▶ Exercise
From the line containing "Serialize everything readable" through the last line of the entries below, repeat each line word for word and leave out the rest.

Dataset excerpts:
┌──

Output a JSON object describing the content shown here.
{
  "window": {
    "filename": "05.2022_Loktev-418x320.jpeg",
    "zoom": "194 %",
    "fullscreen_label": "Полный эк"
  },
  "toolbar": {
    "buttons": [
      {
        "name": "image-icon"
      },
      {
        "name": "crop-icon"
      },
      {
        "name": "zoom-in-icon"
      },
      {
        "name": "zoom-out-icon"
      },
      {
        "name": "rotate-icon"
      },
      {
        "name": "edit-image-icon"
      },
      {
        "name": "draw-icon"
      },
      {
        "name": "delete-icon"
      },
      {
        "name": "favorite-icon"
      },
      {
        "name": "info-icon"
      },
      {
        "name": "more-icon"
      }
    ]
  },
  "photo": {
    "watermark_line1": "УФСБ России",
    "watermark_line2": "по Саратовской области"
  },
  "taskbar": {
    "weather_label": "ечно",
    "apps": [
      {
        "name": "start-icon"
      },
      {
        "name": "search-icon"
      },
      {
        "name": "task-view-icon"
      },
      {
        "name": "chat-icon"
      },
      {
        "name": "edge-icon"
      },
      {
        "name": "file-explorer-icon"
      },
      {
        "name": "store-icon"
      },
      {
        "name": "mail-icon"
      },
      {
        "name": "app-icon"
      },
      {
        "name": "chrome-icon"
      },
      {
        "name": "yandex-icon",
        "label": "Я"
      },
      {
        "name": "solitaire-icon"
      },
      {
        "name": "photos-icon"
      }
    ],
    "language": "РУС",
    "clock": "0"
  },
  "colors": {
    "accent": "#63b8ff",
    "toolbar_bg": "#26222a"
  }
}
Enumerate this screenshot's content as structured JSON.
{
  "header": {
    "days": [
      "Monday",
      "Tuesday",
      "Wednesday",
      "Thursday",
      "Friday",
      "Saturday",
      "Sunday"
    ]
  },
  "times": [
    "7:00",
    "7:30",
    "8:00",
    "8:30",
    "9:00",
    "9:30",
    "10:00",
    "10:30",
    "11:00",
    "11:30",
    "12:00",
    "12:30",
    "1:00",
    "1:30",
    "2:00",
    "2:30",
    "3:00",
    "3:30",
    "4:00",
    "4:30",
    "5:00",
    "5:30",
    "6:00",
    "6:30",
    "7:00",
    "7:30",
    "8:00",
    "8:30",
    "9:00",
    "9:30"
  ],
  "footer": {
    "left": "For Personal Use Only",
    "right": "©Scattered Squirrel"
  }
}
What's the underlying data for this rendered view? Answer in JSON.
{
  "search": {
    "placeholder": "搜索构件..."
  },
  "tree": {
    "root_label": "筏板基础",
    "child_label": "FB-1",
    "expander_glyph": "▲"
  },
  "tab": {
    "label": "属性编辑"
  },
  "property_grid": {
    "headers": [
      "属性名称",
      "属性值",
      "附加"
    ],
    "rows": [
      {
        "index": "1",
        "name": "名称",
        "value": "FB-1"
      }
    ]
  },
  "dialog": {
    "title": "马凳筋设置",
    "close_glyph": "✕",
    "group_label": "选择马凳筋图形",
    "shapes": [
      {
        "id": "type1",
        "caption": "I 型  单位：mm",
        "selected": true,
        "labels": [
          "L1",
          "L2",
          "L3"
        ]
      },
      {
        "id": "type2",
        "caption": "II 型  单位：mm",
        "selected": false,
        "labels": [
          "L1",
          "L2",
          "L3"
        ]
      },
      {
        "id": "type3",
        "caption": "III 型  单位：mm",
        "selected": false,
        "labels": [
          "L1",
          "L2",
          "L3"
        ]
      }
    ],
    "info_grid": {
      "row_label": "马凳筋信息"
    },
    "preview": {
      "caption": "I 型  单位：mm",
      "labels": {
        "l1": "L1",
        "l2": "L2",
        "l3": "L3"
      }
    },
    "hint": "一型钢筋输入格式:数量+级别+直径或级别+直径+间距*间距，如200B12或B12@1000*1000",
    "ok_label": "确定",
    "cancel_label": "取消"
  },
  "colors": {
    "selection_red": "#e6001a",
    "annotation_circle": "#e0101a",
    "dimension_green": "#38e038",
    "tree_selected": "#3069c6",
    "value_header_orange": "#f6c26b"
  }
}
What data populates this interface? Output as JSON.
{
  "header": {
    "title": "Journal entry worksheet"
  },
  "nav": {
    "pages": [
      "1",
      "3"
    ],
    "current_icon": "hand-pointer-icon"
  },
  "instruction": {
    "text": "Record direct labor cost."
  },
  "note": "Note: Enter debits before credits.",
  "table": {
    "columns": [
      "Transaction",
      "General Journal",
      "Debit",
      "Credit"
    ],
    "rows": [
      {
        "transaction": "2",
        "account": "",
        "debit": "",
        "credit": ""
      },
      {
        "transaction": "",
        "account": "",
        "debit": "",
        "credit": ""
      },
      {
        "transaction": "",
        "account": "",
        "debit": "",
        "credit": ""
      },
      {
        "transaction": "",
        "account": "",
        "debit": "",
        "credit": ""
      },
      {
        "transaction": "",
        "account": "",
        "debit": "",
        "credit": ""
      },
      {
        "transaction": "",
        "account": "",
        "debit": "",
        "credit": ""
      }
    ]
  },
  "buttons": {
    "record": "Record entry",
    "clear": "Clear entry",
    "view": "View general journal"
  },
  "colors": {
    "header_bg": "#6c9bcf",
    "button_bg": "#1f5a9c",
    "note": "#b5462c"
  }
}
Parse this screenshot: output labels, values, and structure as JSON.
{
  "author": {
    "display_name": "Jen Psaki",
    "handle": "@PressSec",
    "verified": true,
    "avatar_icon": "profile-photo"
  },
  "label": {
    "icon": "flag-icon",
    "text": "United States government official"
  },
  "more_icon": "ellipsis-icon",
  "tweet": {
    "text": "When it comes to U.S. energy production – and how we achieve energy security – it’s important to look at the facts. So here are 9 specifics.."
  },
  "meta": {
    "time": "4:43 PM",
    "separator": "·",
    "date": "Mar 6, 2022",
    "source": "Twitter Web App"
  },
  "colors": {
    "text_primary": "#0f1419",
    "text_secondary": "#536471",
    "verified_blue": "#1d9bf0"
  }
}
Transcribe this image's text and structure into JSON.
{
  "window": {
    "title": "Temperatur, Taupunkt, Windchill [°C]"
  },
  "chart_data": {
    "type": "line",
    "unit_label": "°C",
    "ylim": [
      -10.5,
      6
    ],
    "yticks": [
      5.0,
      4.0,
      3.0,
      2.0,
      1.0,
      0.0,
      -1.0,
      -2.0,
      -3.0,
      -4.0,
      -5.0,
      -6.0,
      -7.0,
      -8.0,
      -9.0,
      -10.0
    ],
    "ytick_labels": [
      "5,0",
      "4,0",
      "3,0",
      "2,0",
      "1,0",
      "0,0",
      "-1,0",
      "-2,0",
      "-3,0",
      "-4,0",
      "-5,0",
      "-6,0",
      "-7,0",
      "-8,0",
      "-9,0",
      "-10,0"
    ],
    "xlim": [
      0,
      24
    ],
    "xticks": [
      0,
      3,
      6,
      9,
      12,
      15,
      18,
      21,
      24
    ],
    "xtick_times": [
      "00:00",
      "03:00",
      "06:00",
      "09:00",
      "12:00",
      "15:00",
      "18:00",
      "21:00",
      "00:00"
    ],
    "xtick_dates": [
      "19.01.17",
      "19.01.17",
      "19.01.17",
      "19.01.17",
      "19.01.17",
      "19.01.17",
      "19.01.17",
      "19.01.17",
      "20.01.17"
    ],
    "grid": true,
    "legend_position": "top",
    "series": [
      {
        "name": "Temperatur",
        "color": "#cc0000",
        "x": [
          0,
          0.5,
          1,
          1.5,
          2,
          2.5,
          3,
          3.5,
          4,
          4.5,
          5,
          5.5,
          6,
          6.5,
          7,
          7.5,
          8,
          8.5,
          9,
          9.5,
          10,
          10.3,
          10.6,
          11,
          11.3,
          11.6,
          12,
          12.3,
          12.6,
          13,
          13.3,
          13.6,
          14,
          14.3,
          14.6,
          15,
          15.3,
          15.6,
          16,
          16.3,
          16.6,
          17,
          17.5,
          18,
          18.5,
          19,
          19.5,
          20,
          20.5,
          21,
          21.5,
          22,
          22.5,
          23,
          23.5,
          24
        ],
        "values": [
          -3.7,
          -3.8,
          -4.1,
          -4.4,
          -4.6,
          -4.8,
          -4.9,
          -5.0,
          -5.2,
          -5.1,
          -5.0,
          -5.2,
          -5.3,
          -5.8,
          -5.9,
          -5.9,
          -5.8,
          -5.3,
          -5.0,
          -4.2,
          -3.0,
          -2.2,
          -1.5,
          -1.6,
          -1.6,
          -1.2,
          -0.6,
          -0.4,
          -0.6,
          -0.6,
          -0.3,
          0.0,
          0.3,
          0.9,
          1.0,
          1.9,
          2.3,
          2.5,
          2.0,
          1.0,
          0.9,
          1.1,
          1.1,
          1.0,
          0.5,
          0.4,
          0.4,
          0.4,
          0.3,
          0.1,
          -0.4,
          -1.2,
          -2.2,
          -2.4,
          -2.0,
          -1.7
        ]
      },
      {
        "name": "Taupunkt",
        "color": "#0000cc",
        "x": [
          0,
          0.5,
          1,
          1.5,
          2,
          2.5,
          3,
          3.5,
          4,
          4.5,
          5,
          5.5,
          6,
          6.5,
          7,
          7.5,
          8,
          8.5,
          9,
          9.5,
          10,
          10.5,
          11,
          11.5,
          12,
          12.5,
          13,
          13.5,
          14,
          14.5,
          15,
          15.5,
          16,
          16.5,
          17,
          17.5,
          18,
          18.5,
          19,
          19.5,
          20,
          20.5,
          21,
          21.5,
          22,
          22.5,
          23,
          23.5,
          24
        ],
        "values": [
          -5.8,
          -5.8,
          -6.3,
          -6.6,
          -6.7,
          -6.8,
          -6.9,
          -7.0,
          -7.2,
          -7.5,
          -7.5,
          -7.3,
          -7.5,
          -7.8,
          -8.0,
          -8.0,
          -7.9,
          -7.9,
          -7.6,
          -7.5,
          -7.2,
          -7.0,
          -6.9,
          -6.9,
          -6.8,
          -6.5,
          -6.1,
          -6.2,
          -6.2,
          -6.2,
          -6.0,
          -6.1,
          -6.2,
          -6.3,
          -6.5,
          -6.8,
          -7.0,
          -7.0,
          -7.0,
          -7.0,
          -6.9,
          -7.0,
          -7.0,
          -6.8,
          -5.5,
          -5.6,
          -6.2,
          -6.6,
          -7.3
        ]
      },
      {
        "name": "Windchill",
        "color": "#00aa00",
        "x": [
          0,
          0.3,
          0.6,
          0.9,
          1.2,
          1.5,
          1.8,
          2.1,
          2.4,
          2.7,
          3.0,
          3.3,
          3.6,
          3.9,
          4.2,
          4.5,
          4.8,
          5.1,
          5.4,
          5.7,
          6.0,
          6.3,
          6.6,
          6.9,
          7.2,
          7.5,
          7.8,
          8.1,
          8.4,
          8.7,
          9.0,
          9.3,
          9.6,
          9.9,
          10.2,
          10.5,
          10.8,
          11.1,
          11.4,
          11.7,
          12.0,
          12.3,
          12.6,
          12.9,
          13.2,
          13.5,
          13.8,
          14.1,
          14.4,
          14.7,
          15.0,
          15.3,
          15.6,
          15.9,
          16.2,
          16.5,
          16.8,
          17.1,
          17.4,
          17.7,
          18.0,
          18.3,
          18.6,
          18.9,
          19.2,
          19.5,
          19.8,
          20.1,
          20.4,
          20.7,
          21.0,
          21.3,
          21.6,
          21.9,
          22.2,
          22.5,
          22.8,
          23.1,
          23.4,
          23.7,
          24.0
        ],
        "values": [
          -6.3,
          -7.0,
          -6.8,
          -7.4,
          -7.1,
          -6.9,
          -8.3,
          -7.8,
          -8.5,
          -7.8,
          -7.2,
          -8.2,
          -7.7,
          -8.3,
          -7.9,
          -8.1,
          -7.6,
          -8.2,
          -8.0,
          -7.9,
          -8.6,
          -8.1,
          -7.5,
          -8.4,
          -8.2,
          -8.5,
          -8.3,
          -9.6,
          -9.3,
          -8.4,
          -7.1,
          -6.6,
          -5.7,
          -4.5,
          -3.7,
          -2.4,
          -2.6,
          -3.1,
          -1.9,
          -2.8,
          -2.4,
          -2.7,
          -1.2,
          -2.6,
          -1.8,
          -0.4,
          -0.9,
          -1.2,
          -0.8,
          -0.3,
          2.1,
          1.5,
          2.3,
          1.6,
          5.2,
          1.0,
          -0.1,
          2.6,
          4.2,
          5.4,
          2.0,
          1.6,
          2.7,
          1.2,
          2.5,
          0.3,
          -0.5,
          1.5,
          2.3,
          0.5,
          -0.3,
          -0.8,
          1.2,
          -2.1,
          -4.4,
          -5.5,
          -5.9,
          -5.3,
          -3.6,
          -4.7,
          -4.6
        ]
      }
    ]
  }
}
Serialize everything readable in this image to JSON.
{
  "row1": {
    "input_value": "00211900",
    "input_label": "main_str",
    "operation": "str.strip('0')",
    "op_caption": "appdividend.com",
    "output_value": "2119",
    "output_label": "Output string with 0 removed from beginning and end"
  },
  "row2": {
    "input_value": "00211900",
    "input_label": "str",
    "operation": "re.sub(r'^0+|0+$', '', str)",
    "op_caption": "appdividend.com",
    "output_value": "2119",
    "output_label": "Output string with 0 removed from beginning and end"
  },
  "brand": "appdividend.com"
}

└──

▶ Output of the exercise
Serialize everything readable in this image to JSON.
{
  "row1": {
    "input_value": "00211900",
    "input_label": "main_str",
    "operation": "str.strip('0')",
    "op_caption": "appdividend.com",
    "output_value": "2119",
    "output_label": "Output string with 0 removed from beginning and end"
  },
  "row2": {
    "input_value": "00211900",
    "input_label": "str",
    "operation": "re.sub(r'^0+|0+$', '', str)",
    "op_caption": "appdividend.com",
    "output_value": "2119",
    "output_label": "Output string with 0 removed from beginning and end"
  },
  "brand": "appdividend.com"
}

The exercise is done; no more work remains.